Work instructions = Only the number is wanted: how many lines in the data contain "text"?

Dataset items:
┌──

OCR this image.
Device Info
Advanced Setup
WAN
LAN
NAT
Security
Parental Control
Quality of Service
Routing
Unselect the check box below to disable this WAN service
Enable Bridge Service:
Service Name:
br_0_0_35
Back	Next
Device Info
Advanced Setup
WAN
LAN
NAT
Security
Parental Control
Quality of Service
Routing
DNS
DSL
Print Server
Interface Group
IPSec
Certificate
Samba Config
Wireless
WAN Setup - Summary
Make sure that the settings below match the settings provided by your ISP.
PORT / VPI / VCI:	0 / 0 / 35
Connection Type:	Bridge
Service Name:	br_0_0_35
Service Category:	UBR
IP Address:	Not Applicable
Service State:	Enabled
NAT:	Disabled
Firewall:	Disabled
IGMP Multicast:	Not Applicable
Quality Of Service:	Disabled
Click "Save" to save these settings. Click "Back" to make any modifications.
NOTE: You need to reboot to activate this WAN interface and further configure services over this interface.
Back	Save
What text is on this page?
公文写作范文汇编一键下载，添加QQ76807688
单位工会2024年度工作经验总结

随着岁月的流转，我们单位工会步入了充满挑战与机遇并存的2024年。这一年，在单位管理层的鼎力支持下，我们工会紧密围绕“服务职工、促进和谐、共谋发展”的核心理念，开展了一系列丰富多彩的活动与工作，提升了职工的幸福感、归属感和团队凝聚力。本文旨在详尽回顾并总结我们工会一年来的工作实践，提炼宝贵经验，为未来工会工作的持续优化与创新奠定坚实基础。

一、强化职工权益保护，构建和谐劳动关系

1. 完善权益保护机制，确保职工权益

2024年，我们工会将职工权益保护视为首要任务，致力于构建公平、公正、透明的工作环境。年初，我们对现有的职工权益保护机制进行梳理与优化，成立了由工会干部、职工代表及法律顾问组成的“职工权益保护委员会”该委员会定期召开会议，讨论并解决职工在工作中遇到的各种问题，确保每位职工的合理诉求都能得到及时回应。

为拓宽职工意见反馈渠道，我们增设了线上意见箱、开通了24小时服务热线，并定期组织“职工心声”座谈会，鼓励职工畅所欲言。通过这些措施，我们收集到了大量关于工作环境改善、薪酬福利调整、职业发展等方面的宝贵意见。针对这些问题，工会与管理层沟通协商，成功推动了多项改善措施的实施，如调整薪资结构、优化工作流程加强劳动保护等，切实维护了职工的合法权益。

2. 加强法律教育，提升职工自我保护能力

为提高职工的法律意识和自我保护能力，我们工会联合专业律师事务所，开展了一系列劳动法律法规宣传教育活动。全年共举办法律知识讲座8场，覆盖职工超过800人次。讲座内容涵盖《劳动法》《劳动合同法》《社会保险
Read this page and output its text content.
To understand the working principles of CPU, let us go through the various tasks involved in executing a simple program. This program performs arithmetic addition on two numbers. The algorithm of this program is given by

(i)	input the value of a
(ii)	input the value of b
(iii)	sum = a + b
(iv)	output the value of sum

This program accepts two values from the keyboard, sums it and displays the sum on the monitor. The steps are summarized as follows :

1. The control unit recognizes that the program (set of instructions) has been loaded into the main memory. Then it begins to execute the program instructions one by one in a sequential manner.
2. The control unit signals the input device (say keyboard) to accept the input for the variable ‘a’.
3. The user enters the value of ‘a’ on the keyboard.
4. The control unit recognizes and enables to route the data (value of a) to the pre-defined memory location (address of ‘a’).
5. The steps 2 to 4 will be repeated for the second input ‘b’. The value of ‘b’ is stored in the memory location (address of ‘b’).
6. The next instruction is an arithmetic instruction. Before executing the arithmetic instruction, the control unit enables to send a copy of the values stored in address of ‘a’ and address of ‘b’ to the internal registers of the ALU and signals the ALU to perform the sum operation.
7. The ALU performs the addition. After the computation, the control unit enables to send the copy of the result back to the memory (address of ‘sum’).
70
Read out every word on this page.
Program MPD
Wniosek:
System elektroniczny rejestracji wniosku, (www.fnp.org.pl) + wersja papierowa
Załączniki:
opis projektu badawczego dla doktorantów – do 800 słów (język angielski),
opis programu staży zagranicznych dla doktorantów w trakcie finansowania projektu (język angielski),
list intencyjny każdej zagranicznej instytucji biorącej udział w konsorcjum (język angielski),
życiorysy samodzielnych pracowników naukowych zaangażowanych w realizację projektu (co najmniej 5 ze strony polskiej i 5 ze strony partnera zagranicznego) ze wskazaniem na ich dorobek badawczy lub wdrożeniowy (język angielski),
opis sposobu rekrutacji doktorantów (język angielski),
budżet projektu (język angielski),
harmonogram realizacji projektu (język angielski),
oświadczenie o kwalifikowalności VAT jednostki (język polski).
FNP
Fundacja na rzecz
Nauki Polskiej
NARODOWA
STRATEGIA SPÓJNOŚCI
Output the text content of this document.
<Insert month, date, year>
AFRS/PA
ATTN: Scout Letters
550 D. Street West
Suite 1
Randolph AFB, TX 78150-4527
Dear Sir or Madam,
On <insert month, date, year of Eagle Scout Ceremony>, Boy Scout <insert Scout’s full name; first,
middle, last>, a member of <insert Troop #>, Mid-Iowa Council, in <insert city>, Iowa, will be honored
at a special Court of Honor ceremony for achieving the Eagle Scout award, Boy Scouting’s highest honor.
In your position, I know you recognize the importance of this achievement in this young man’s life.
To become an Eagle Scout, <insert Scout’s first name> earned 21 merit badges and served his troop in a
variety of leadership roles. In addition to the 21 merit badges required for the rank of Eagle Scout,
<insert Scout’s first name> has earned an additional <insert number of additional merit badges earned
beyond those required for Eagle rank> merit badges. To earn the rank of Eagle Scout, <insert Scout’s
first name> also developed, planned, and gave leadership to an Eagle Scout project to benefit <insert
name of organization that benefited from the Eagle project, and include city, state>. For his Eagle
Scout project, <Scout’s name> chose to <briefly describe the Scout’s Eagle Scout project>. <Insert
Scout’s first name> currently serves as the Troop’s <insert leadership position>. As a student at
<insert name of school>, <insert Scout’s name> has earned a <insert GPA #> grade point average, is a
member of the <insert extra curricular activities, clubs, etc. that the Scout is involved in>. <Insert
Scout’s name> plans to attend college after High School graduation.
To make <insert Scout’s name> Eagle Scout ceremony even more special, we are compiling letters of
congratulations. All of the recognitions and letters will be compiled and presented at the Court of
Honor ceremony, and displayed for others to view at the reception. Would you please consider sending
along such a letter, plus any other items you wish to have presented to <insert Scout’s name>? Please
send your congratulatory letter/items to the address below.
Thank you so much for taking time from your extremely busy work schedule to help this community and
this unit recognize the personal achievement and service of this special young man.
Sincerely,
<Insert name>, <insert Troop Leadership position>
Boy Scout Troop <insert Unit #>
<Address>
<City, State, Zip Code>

└──

The result = 3